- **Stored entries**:
>>>>>
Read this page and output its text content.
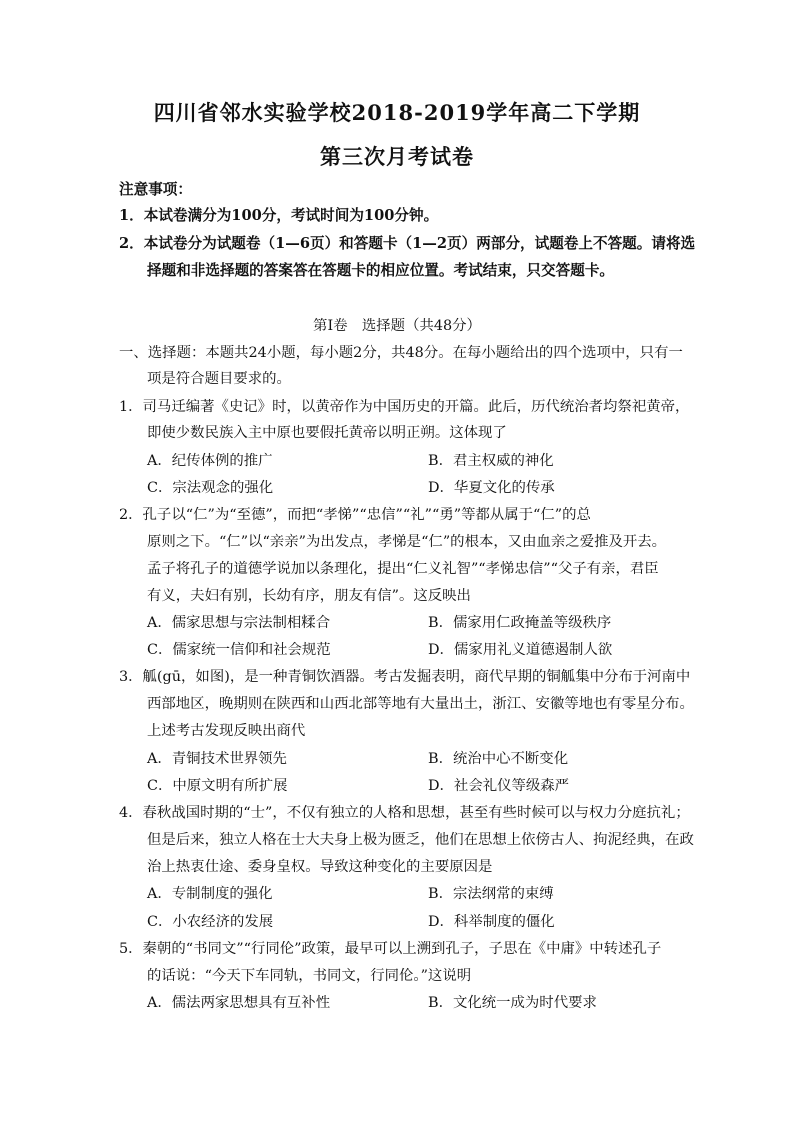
四川省邻水实验学校2018-2019学年高二下学期
第三次月考试卷
注意事项：
1．本试卷满分为100分，考试时间为100分钟。
2．本试卷分为试题卷（1—6页）和答题卡（1—2页）两部分，试题卷上不答题。请将选
择题和非选择题的答案答在答题卡的相应位置。考试结束，只交答题卡。
第Ⅰ卷　选择题（共48分）
一、选择题：本题共24小题，每小题2分，共48分。在每小题给出的四个选项中，只有一
项是符合题目要求的。
1．司马迁编著《史记》时，以黄帝作为中国历史的开篇。此后，历代统治者均祭祀黄帝，
即使少数民族入主中原也要假托黄帝以明正朔。这体现了
A．纪传体例的推广	B．君主权威的神化
C．宗法观念的强化	D．华夏文化的传承
2．孔子以“仁”为“至德”，而把“孝悌”“忠信”“礼”“勇”等都从属于“仁”的总
原则之下。“仁”以“亲亲”为出发点，孝悌是“仁”的根本，又由血亲之爱推及开去。
孟子将孔子的道德学说加以条理化，提出“仁义礼智”“孝悌忠信”“父子有亲，君臣
有义，夫妇有别，长幼有序，朋友有信”。这反映出
A．儒家思想与宗法制相糅合	B．儒家用仁政掩盖等级秩序
C．儒家统一信仰和社会规范	D．儒家用礼义道德遏制人欲
3．觚(gū，如图)，是一种青铜饮酒器。考古发掘表明，商代早期的铜觚集中分布于河南中
西部地区，晚期则在陕西和山西北部等地有大量出土，浙江、安徽等地也有零星分布。
上述考古发现反映出商代
A．青铜技术世界领先	B．统治中心不断变化
C．中原文明有所扩展	D．社会礼仪等级森严
4．春秋战国时期的“士”，不仅有独立的人格和思想，甚至有些时候可以与权力分庭抗礼；
但是后来，独立人格在士大夫身上极为匮乏，他们在思想上依傍古人、拘泥经典，在政
治上热衷仕途、委身皇权。导致这种变化的主要原因是
A．专制制度的强化	B．宗法纲常的束缚
C．小农经济的发展	D．科举制度的僵化
5．秦朝的“书同文”“行同伦”政策，最早可以上溯到孔子，子思在《中庸》中转述孔子
的话说：“今天下车同轨，书同文，行同伦。”这说明
A．儒法两家思想具有互补性	B．文化统一成为时代要求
<<<<<
- **Directive**: Restate the records above in full, word for word. Keep pictures out.

- **Final result**:
Read this page and output its text content.
四川省邻水实验学校2018-2019学年高二下学期
第三次月考试卷
注意事项：
1．本试卷满分为100分，考试时间为100分钟。
2．本试卷分为试题卷（1—6页）和答题卡（1—2页）两部分，试题卷上不答题。请将选
择题和非选择题的答案答在答题卡的相应位置。考试结束，只交答题卡。
第Ⅰ卷　选择题（共48分）
一、选择题：本题共24小题，每小题2分，共48分。在每小题给出的四个选项中，只有一
项是符合题目要求的。
1．司马迁编著《史记》时，以黄帝作为中国历史的开篇。此后，历代统治者均祭祀黄帝，
即使少数民族入主中原也要假托黄帝以明正朔。这体现了
A．纪传体例的推广	B．君主权威的神化
C．宗法观念的强化	D．华夏文化的传承
2．孔子以“仁”为“至德”，而把“孝悌”“忠信”“礼”“勇”等都从属于“仁”的总
原则之下。“仁”以“亲亲”为出发点，孝悌是“仁”的根本，又由血亲之爱推及开去。
孟子将孔子的道德学说加以条理化，提出“仁义礼智”“孝悌忠信”“父子有亲，君臣
有义，夫妇有别，长幼有序，朋友有信”。这反映出
A．儒家思想与宗法制相糅合	B．儒家用仁政掩盖等级秩序
C．儒家统一信仰和社会规范	D．儒家用礼义道德遏制人欲
3．觚(gū，如图)，是一种青铜饮酒器。考古发掘表明，商代早期的铜觚集中分布于河南中
西部地区，晚期则在陕西和山西北部等地有大量出土，浙江、安徽等地也有零星分布。
上述考古发现反映出商代
A．青铜技术世界领先	B．统治中心不断变化
C．中原文明有所扩展	D．社会礼仪等级森严
4．春秋战国时期的“士”，不仅有独立的人格和思想，甚至有些时候可以与权力分庭抗礼；
但是后来，独立人格在士大夫身上极为匮乏，他们在思想上依傍古人、拘泥经典，在政
治上热衷仕途、委身皇权。导致这种变化的主要原因是
A．专制制度的强化	B．宗法纲常的束缚
C．小农经济的发展	D．科举制度的僵化
5．秦朝的“书同文”“行同伦”政策，最早可以上溯到孔子，子思在《中庸》中转述孔子
的话说：“今天下车同轨，书同文，行同伦。”这说明
A．儒法两家思想具有互补性	B．文化统一成为时代要求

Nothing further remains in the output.